**Problem**: Reproduce each line of the material exactly, minus any picture.

-- Start Data provided --

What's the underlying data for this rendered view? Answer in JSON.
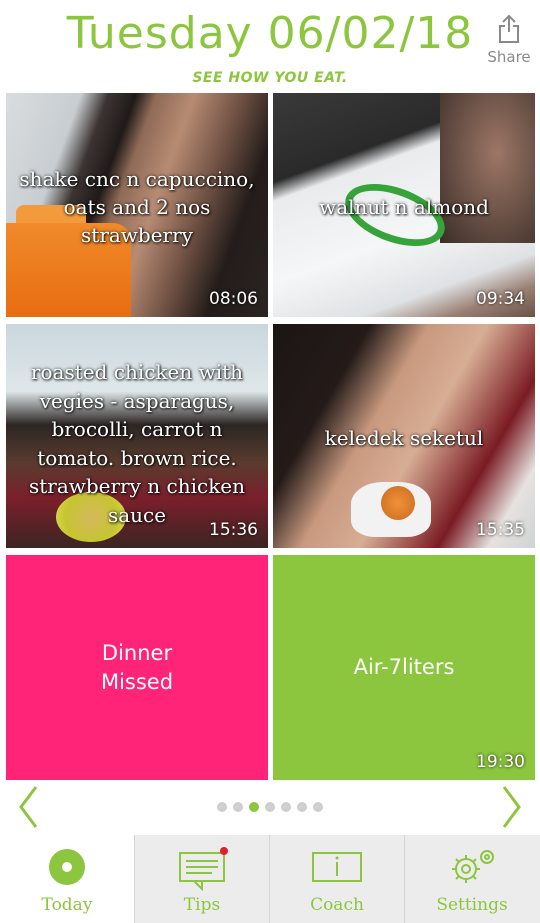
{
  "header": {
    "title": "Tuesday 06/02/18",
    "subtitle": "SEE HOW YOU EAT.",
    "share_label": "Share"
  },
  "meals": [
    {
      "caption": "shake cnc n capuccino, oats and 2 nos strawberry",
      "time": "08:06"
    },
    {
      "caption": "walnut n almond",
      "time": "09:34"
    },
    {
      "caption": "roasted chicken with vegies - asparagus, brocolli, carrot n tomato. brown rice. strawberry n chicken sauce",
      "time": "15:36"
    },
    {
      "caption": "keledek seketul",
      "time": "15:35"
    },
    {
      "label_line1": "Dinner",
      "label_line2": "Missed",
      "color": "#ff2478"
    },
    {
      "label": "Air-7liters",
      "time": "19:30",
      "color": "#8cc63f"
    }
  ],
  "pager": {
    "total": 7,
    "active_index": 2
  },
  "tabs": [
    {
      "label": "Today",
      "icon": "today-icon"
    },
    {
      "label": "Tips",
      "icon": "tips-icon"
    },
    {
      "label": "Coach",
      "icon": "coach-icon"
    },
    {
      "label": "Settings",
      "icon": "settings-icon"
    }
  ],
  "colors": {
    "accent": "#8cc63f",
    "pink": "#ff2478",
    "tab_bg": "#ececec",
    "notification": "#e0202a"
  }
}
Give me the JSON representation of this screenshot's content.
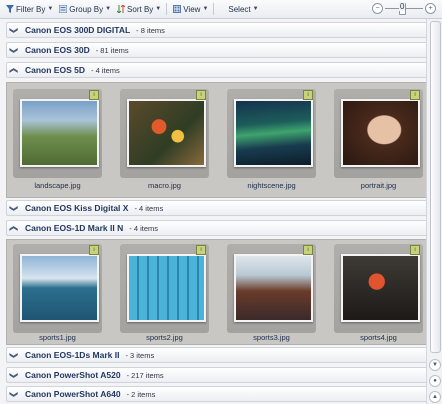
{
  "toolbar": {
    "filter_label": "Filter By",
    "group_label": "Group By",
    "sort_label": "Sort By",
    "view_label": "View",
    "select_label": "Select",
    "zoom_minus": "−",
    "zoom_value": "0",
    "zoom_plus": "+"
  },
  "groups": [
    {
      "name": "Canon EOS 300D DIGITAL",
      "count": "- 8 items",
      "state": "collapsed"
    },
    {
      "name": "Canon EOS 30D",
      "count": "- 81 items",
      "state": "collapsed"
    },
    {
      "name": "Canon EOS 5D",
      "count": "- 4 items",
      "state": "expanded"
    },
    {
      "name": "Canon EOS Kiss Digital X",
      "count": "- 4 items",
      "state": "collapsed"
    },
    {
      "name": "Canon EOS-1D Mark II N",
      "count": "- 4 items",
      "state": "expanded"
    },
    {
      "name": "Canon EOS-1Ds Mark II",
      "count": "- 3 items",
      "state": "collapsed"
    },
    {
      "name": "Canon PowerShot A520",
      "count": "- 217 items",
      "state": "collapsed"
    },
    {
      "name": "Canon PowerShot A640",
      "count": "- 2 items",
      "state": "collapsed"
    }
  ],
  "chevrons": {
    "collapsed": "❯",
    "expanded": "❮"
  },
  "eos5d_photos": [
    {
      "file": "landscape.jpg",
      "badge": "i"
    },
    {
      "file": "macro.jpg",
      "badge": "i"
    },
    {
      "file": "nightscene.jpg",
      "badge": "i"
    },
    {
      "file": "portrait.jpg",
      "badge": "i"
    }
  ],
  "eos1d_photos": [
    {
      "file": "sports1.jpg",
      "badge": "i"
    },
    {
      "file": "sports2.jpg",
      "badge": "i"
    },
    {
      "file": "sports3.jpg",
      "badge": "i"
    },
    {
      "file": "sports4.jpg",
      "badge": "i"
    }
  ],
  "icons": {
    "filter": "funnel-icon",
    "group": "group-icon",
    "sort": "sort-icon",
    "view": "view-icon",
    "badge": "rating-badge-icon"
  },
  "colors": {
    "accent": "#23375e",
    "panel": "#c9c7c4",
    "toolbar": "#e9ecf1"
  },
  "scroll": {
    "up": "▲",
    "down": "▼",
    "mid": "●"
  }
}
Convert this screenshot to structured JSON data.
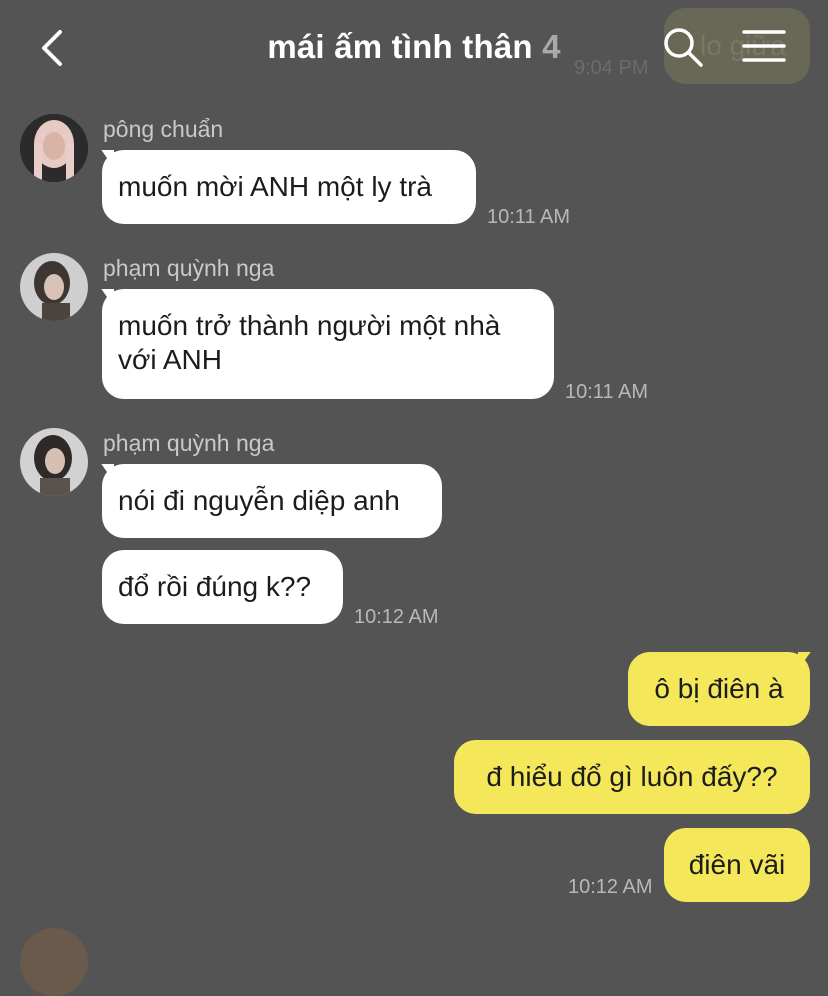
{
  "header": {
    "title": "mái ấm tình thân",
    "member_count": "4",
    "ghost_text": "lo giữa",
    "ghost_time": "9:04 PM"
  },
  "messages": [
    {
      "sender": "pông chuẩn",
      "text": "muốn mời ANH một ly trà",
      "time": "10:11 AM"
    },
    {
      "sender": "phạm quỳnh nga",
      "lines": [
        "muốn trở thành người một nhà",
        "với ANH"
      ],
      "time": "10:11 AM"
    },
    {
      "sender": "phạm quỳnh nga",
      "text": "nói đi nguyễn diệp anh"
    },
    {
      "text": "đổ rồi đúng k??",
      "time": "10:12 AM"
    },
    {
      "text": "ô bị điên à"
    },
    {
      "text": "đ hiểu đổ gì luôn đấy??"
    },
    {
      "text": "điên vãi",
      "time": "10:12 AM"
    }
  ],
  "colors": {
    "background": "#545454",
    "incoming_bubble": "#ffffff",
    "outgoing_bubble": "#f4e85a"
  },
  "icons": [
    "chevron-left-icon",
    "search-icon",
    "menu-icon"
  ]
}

-- End Data provided --

**Exercise answer**:
What's the underlying data for this rendered view? Answer in JSON.
{
  "header": {
    "title": "Tuesday 06/02/18",
    "subtitle": "SEE HOW YOU EAT.",
    "share_label": "Share"
  },
  "meals": [
    {
      "caption": "shake cnc n capuccino, oats and 2 nos strawberry",
      "time": "08:06"
    },
    {
      "caption": "walnut n almond",
      "time": "09:34"
    },
    {
      "caption": "roasted chicken with vegies - asparagus, brocolli, carrot n tomato. brown rice. strawberry n chicken sauce",
      "time": "15:36"
    },
    {
      "caption": "keledek seketul",
      "time": "15:35"
    },
    {
      "label_line1": "Dinner",
      "label_line2": "Missed",
      "color": "#ff2478"
    },
    {
      "label": "Air-7liters",
      "time": "19:30",
      "color": "#8cc63f"
    }
  ],
  "pager": {
    "total": 7,
    "active_index": 2
  },
  "tabs": [
    {
      "label": "Today",
      "icon": "today-icon"
    },
    {
      "label": "Tips",
      "icon": "tips-icon"
    },
    {
      "label": "Coach",
      "icon": "coach-icon"
    },
    {
      "label": "Settings",
      "icon": "settings-icon"
    }
  ],
  "colors": {
    "accent": "#8cc63f",
    "pink": "#ff2478",
    "tab_bg": "#ececec",
    "notification": "#e0202a"
  }
}
Give me the JSON representation of this screenshot's content.
{
  "toolbar": {
    "filter_label": "Filter By",
    "group_label": "Group By",
    "sort_label": "Sort By",
    "view_label": "View",
    "select_label": "Select",
    "zoom_minus": "−",
    "zoom_value": "0",
    "zoom_plus": "+"
  },
  "groups": [
    {
      "name": "Canon EOS 300D DIGITAL",
      "count": "- 8 items",
      "state": "collapsed"
    },
    {
      "name": "Canon EOS 30D",
      "count": "- 81 items",
      "state": "collapsed"
    },
    {
      "name": "Canon EOS 5D",
      "count": "- 4 items",
      "state": "expanded"
    },
    {
      "name": "Canon EOS Kiss Digital X",
      "count": "- 4 items",
      "state": "collapsed"
    },
    {
      "name": "Canon EOS-1D Mark II N",
      "count": "- 4 items",
      "state": "expanded"
    },
    {
      "name": "Canon EOS-1Ds Mark II",
      "count": "- 3 items",
      "state": "collapsed"
    },
    {
      "name": "Canon PowerShot A520",
      "count": "- 217 items",
      "state": "collapsed"
    },
    {
      "name": "Canon PowerShot A640",
      "count": "- 2 items",
      "state": "collapsed"
    }
  ],
  "chevrons": {
    "collapsed": "❯",
    "expanded": "❮"
  },
  "eos5d_photos": [
    {
      "file": "landscape.jpg",
      "badge": "i"
    },
    {
      "file": "macro.jpg",
      "badge": "i"
    },
    {
      "file": "nightscene.jpg",
      "badge": "i"
    },
    {
      "file": "portrait.jpg",
      "badge": "i"
    }
  ],
  "eos1d_photos": [
    {
      "file": "sports1.jpg",
      "badge": "i"
    },
    {
      "file": "sports2.jpg",
      "badge": "i"
    },
    {
      "file": "sports3.jpg",
      "badge": "i"
    },
    {
      "file": "sports4.jpg",
      "badge": "i"
    }
  ],
  "icons": {
    "filter": "funnel-icon",
    "group": "group-icon",
    "sort": "sort-icon",
    "view": "view-icon",
    "badge": "rating-badge-icon"
  },
  "colors": {
    "accent": "#23375e",
    "panel": "#c9c7c4",
    "toolbar": "#e9ecf1"
  },
  "scroll": {
    "up": "▲",
    "down": "▼",
    "mid": "●"
  }
}
Convert this screenshot to structured JSON data.
{
  "header": {
    "title": "mái ấm tình thân",
    "member_count": "4",
    "ghost_text": "lo giữa",
    "ghost_time": "9:04 PM"
  },
  "messages": [
    {
      "sender": "pông chuẩn",
      "text": "muốn mời ANH một ly trà",
      "time": "10:11 AM"
    },
    {
      "sender": "phạm quỳnh nga",
      "lines": [
        "muốn trở thành người một nhà",
        "với ANH"
      ],
      "time": "10:11 AM"
    },
    {
      "sender": "phạm quỳnh nga",
      "text": "nói đi nguyễn diệp anh"
    },
    {
      "text": "đổ rồi đúng k??",
      "time": "10:12 AM"
    },
    {
      "text": "ô bị điên à"
    },
    {
      "text": "đ hiểu đổ gì luôn đấy??"
    },
    {
      "text": "điên vãi",
      "time": "10:12 AM"
    }
  ],
  "colors": {
    "background": "#545454",
    "incoming_bubble": "#ffffff",
    "outgoing_bubble": "#f4e85a"
  },
  "icons": [
    "chevron-left-icon",
    "search-icon",
    "menu-icon"
  ]
}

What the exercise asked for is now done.